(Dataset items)
--- start ---
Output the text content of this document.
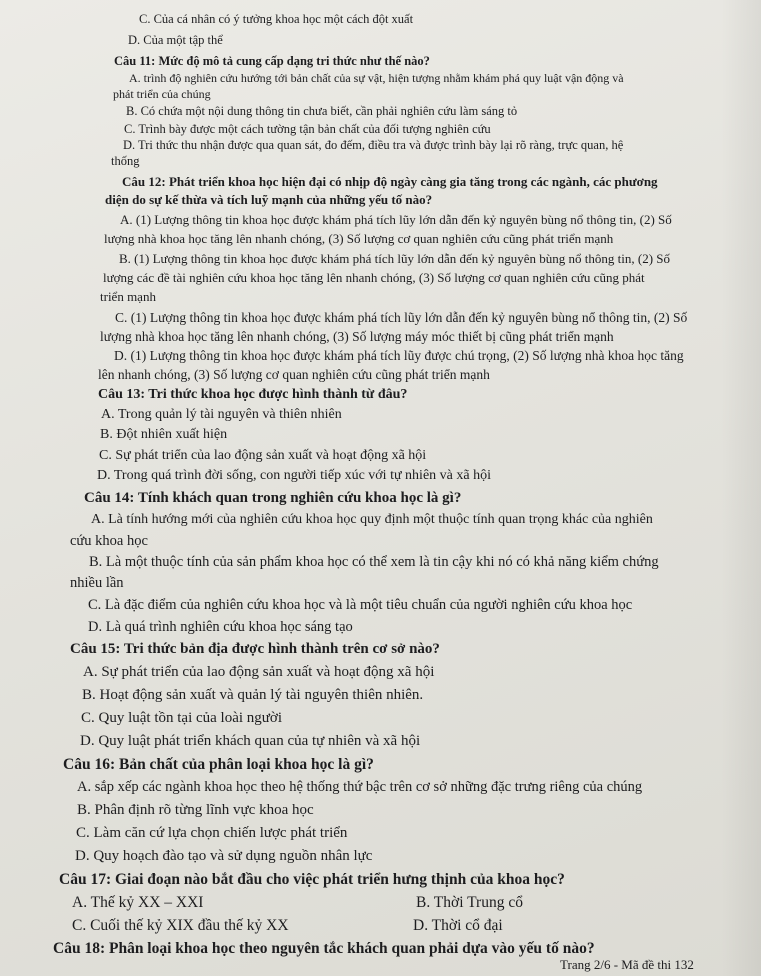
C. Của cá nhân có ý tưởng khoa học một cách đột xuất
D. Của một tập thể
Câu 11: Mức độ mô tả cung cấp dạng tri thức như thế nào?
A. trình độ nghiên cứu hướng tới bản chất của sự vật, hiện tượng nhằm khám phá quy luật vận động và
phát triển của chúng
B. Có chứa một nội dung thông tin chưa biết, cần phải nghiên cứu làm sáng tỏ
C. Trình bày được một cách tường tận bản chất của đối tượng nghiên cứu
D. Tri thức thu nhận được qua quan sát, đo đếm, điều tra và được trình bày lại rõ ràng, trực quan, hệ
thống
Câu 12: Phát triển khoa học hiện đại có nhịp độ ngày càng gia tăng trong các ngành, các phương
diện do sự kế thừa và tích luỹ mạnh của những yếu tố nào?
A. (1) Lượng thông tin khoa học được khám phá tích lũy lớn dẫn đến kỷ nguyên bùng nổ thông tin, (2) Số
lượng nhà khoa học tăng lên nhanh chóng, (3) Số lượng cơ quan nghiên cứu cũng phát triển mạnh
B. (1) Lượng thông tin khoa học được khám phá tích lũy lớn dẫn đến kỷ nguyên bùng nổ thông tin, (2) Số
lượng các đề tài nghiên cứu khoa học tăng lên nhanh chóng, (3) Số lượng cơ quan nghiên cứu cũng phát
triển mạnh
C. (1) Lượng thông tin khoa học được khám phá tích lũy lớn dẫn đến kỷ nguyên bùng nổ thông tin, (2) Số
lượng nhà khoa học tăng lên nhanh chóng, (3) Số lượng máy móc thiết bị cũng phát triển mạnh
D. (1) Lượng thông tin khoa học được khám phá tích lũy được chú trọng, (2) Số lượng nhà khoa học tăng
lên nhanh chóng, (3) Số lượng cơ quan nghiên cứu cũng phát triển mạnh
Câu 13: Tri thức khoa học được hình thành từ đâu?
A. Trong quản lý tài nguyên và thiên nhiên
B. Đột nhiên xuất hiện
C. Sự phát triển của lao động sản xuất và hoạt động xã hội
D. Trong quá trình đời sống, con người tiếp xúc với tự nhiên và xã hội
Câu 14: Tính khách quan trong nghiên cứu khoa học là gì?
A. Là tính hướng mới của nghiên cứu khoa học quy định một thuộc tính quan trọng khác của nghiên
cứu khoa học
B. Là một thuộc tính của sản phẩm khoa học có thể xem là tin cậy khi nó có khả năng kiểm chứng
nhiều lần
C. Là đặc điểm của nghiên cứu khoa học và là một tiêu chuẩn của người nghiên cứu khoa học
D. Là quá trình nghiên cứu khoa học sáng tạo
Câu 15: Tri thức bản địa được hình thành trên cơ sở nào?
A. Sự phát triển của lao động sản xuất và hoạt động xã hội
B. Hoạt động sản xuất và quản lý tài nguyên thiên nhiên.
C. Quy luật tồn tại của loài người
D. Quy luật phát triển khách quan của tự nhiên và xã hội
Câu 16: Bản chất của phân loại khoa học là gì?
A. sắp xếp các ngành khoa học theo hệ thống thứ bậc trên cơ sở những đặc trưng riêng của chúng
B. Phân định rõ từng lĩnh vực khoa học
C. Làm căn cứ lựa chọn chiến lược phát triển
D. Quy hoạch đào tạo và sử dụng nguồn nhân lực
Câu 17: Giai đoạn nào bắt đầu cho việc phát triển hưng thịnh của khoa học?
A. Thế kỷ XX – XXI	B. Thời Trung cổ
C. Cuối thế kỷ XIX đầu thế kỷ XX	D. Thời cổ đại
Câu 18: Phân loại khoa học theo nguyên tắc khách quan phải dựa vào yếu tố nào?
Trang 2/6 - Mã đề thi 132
--- end ---
» Goal
All the records above need to be given again word for word. Skip the pictures.

» Exercise solution
Output the text content of this document.
C. Của cá nhân có ý tưởng khoa học một cách đột xuất
D. Của một tập thể
Câu 11: Mức độ mô tả cung cấp dạng tri thức như thế nào?
A. trình độ nghiên cứu hướng tới bản chất của sự vật, hiện tượng nhằm khám phá quy luật vận động và
phát triển của chúng
B. Có chứa một nội dung thông tin chưa biết, cần phải nghiên cứu làm sáng tỏ
C. Trình bày được một cách tường tận bản chất của đối tượng nghiên cứu
D. Tri thức thu nhận được qua quan sát, đo đếm, điều tra và được trình bày lại rõ ràng, trực quan, hệ
thống
Câu 12: Phát triển khoa học hiện đại có nhịp độ ngày càng gia tăng trong các ngành, các phương
diện do sự kế thừa và tích luỹ mạnh của những yếu tố nào?
A. (1) Lượng thông tin khoa học được khám phá tích lũy lớn dẫn đến kỷ nguyên bùng nổ thông tin, (2) Số
lượng nhà khoa học tăng lên nhanh chóng, (3) Số lượng cơ quan nghiên cứu cũng phát triển mạnh
B. (1) Lượng thông tin khoa học được khám phá tích lũy lớn dẫn đến kỷ nguyên bùng nổ thông tin, (2) Số
lượng các đề tài nghiên cứu khoa học tăng lên nhanh chóng, (3) Số lượng cơ quan nghiên cứu cũng phát
triển mạnh
C. (1) Lượng thông tin khoa học được khám phá tích lũy lớn dẫn đến kỷ nguyên bùng nổ thông tin, (2) Số
lượng nhà khoa học tăng lên nhanh chóng, (3) Số lượng máy móc thiết bị cũng phát triển mạnh
D. (1) Lượng thông tin khoa học được khám phá tích lũy được chú trọng, (2) Số lượng nhà khoa học tăng
lên nhanh chóng, (3) Số lượng cơ quan nghiên cứu cũng phát triển mạnh
Câu 13: Tri thức khoa học được hình thành từ đâu?
A. Trong quản lý tài nguyên và thiên nhiên
B. Đột nhiên xuất hiện
C. Sự phát triển của lao động sản xuất và hoạt động xã hội
D. Trong quá trình đời sống, con người tiếp xúc với tự nhiên và xã hội
Câu 14: Tính khách quan trong nghiên cứu khoa học là gì?
A. Là tính hướng mới của nghiên cứu khoa học quy định một thuộc tính quan trọng khác của nghiên
cứu khoa học
B. Là một thuộc tính của sản phẩm khoa học có thể xem là tin cậy khi nó có khả năng kiểm chứng
nhiều lần
C. Là đặc điểm của nghiên cứu khoa học và là một tiêu chuẩn của người nghiên cứu khoa học
D. Là quá trình nghiên cứu khoa học sáng tạo
Câu 15: Tri thức bản địa được hình thành trên cơ sở nào?
A. Sự phát triển của lao động sản xuất và hoạt động xã hội
B. Hoạt động sản xuất và quản lý tài nguyên thiên nhiên.
C. Quy luật tồn tại của loài người
D. Quy luật phát triển khách quan của tự nhiên và xã hội
Câu 16: Bản chất của phân loại khoa học là gì?
A. sắp xếp các ngành khoa học theo hệ thống thứ bậc trên cơ sở những đặc trưng riêng của chúng
B. Phân định rõ từng lĩnh vực khoa học
C. Làm căn cứ lựa chọn chiến lược phát triển
D. Quy hoạch đào tạo và sử dụng nguồn nhân lực
Câu 17: Giai đoạn nào bắt đầu cho việc phát triển hưng thịnh của khoa học?
A. Thế kỷ XX – XXI	B. Thời Trung cổ
C. Cuối thế kỷ XIX đầu thế kỷ XX	D. Thời cổ đại
Câu 18: Phân loại khoa học theo nguyên tắc khách quan phải dựa vào yếu tố nào?
Trang 2/6 - Mã đề thi 132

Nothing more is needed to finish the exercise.